- WRITTEN INSTRUCTION: Word for word, set down the records and skip each picture.

━━━ TASK DATA ━━━

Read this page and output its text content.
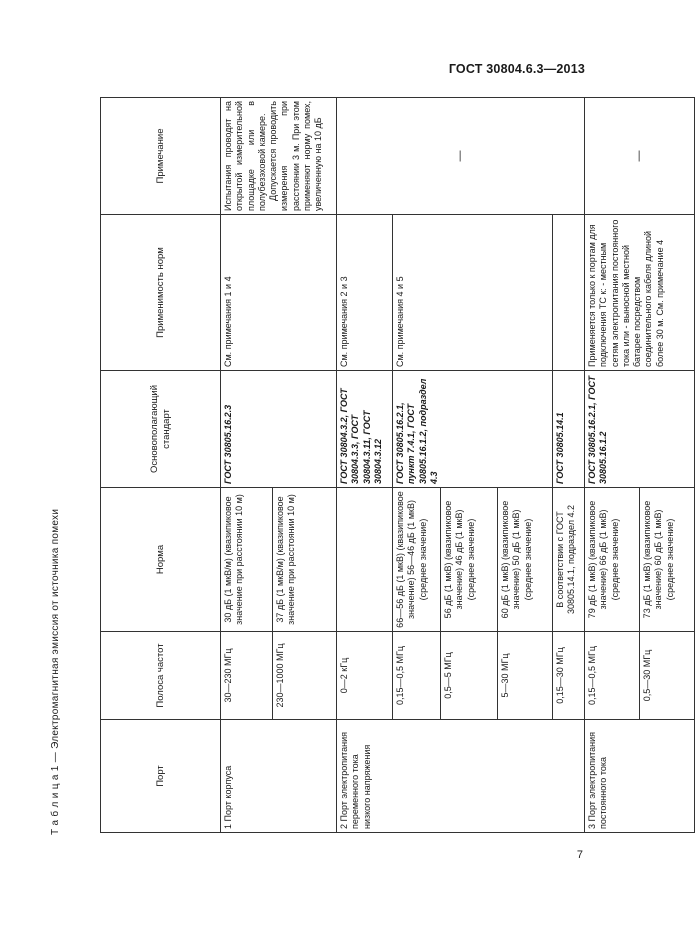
ГОСТ 30804.6.3—2013
Т а б л и ц а 1 — Электромагнитная эмиссия от источника помехи	Порт	Полоса частот	Норма	Основополагающий стандарт	Применимость норм	Примечание
1 Порт корпуса	30—230 МГц	30 дБ (1 мкВ/м) (квазипиковое значение при расстоянии 10 м)	ГОСТ 30805.16.2.3	См. примечания 1 и 4	Испытания проводят на открытой измерительной площадке или в полубезэховой камере. Допускается проводить измерения при расстоянии 3 м. При этом применяют норму помех, увеличенную на 10 дБ

	230—1000 МГц	37 дБ (1 мкВ/м) (квазипиковое значение при расстоянии 10 м)			
2 Порт электропитания переменного тока низкого напряжения	0—2 кГц		ГОСТ 30804.3.2, ГОСТ 30804.3.3, ГОСТ 30804.3.11, ГОСТ 30804.3.12	См. примечания 2 и 3	—
	0,15—0,5 МГц	66—56 дБ (1 мкВ) (квазипиковое значение) 56—46 дБ (1 мкВ) (среднее значение)	ГОСТ 30805.16.2.1, пункт 7.4.1, ГОСТ 30805.16.1.2, подраздел 4.3	См. примечания 4 и 5	
	0,5—5 МГц	56 дБ (1 мкВ) (квазипиковое значение) 46 дБ (1 мкВ) (среднее значение)			
	5—30 МГц	60 дБ (1 мкВ) (квазипиковое значение) 50 дБ (1 мкВ) (среднее значение)			
	0,15—30 МГц	В соответствии с ГОСТ 30805.14.1, подраздел 4.2	ГОСТ 30805.14.1		
3 Порт электропитания постоянного тока	0,15—0,5 МГц	79 дБ (1 мкВ) (квазипиковое значение) 66 дБ (1 мкВ) (среднее значение)	ГОСТ 30805.16.2.1, ГОСТ 30805.16.1.2	Применяется только к портам для подключения ТС к: - местным сетям электропитания постоянного тока или - выносной местной батарее посредством соединительного кабеля длиной более 30 м. См. примечание 4	—
	0,5—30 МГц	73 дБ (1 мкВ) (квазипиковое значение) 60 дБ (1 мкВ) (среднее значение)			
7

━━━

- TASK ANSWER:
Read this page and output its text content.
ГОСТ 30804.6.3—2013
Т а б л и ц а 1 — Электромагнитная эмиссия от источника помехи	Порт	Полоса частот	Норма	Основополагающий стандарт	Применимость норм	Примечание
1 Порт корпуса	30—230 МГц	30 дБ (1 мкВ/м) (квазипиковое значение при расстоянии 10 м)	ГОСТ 30805.16.2.3	См. примечания 1 и 4	Испытания проводят на открытой измерительной площадке или в полубезэховой камере. Допускается проводить измерения при расстоянии 3 м. При этом применяют норму помех, увеличенную на 10 дБ

	230—1000 МГц	37 дБ (1 мкВ/м) (квазипиковое значение при расстоянии 10 м)			
2 Порт электропитания переменного тока низкого напряжения	0—2 кГц		ГОСТ 30804.3.2, ГОСТ 30804.3.3, ГОСТ 30804.3.11, ГОСТ 30804.3.12	См. примечания 2 и 3	—
	0,15—0,5 МГц	66—56 дБ (1 мкВ) (квазипиковое значение) 56—46 дБ (1 мкВ) (среднее значение)	ГОСТ 30805.16.2.1, пункт 7.4.1, ГОСТ 30805.16.1.2, подраздел 4.3	См. примечания 4 и 5	
	0,5—5 МГц	56 дБ (1 мкВ) (квазипиковое значение) 46 дБ (1 мкВ) (среднее значение)			
	5—30 МГц	60 дБ (1 мкВ) (квазипиковое значение) 50 дБ (1 мкВ) (среднее значение)			
	0,15—30 МГц	В соответствии с ГОСТ 30805.14.1, подраздел 4.2	ГОСТ 30805.14.1		
3 Порт электропитания постоянного тока	0,15—0,5 МГц	79 дБ (1 мкВ) (квазипиковое значение) 66 дБ (1 мкВ) (среднее значение)	ГОСТ 30805.16.2.1, ГОСТ 30805.16.1.2	Применяется только к портам для подключения ТС к: - местным сетям электропитания постоянного тока или - выносной местной батарее посредством соединительного кабеля длиной более 30 м. См. примечание 4	—
	0,5—30 МГц	73 дБ (1 мкВ) (квазипиковое значение) 60 дБ (1 мкВ) (среднее значение)			
7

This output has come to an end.